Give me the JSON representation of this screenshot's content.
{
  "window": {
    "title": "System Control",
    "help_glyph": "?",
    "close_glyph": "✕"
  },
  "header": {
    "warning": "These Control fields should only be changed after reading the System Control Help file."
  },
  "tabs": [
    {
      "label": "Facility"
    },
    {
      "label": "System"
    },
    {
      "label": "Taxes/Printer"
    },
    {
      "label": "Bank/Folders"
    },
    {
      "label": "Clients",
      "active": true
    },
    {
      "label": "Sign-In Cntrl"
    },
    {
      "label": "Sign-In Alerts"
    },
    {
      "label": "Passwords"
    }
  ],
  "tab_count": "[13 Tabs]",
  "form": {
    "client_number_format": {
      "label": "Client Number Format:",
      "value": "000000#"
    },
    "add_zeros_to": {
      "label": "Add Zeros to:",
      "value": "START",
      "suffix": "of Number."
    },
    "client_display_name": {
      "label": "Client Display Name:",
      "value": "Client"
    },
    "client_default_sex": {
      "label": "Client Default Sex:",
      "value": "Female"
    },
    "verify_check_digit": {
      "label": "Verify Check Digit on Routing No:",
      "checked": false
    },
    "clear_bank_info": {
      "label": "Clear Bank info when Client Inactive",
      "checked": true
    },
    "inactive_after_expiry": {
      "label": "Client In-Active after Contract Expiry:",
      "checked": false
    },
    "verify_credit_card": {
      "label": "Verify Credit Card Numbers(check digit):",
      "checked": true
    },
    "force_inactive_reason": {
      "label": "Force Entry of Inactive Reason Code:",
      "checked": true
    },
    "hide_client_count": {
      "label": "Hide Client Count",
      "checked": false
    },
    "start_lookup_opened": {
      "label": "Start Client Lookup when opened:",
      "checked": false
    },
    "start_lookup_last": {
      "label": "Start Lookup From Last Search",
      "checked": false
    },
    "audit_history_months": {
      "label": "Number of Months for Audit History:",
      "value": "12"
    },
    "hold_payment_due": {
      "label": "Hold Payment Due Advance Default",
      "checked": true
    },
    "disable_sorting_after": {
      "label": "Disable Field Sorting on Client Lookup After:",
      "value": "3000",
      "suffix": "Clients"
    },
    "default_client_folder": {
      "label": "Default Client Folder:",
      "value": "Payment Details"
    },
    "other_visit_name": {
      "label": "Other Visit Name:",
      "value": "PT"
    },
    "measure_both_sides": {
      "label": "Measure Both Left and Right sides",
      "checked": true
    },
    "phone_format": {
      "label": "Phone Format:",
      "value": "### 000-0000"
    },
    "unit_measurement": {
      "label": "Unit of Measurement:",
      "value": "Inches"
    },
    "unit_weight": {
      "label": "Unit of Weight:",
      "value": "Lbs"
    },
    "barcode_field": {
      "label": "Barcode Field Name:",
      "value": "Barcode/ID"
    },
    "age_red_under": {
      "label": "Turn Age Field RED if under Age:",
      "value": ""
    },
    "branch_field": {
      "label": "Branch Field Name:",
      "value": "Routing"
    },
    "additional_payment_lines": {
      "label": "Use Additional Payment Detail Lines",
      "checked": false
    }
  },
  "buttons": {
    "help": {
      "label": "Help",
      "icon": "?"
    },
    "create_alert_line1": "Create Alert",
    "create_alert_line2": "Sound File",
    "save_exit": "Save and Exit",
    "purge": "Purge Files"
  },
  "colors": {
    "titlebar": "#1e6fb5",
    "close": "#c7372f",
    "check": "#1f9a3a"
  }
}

-------------------------

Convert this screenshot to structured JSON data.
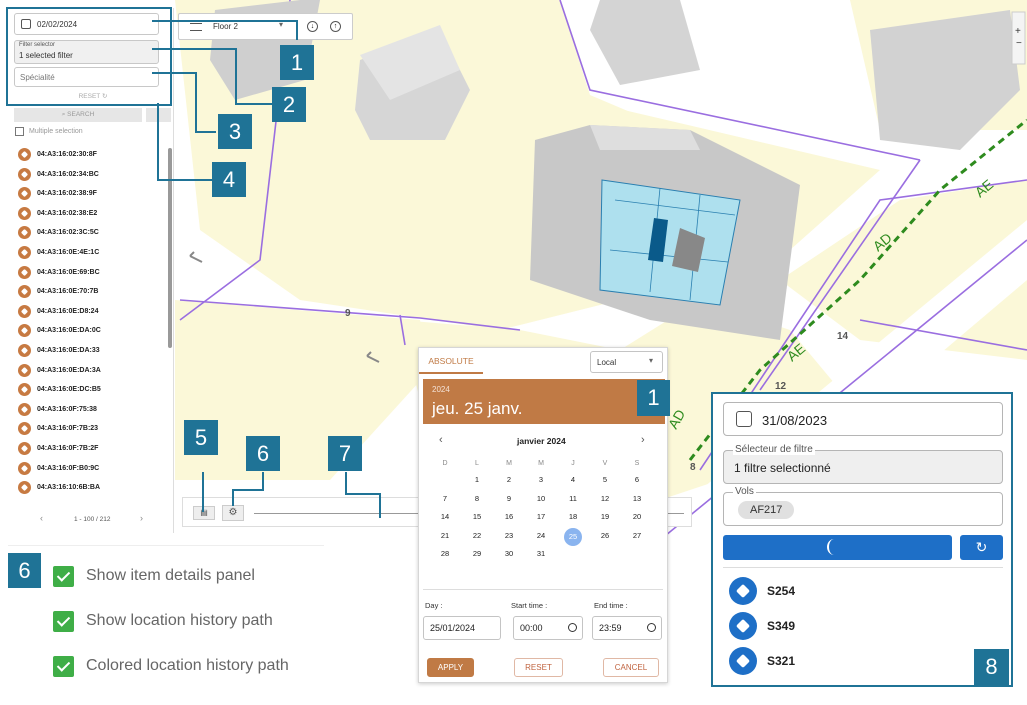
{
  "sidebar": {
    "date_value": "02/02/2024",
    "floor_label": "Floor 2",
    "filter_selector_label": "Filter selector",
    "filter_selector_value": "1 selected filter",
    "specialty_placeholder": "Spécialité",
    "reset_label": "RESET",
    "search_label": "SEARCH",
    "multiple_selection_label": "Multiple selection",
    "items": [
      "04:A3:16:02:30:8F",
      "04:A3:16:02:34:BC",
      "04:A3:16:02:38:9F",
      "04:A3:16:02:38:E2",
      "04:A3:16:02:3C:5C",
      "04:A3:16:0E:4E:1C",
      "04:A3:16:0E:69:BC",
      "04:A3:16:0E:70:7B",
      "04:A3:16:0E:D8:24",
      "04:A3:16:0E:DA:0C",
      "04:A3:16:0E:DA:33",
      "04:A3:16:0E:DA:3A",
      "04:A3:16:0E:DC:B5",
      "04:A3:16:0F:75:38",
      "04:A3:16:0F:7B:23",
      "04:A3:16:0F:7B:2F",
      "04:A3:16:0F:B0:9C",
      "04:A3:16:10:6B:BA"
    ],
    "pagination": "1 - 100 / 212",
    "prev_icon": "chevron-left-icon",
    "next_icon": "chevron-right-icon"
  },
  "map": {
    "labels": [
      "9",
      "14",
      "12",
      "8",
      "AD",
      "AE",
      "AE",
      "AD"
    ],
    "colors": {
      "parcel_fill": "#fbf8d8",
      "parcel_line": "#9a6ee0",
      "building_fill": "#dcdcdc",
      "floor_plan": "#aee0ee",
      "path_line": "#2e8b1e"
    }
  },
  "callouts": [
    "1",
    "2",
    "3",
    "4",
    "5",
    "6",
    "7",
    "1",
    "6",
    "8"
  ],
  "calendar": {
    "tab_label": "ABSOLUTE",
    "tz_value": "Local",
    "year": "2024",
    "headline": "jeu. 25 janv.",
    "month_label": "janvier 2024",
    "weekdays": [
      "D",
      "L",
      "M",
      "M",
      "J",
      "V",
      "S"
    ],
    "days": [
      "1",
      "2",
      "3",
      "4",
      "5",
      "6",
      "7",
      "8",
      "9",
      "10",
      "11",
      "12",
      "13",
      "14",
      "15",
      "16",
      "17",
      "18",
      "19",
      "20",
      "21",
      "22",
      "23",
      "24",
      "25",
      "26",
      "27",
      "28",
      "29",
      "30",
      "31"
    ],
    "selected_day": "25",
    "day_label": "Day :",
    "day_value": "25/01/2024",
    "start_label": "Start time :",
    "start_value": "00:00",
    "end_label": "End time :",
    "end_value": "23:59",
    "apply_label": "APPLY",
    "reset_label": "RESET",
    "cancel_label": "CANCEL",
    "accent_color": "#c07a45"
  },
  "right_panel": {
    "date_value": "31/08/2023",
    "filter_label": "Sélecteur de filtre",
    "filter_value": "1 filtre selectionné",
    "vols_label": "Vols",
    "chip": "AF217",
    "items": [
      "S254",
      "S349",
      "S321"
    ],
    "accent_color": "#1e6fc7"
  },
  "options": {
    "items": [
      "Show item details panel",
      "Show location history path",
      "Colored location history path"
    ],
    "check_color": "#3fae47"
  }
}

-------------------------

*Exercise*
Using the material above, count the lines containing the word "filtre". Reply with the number alone.

*Result for this task*
2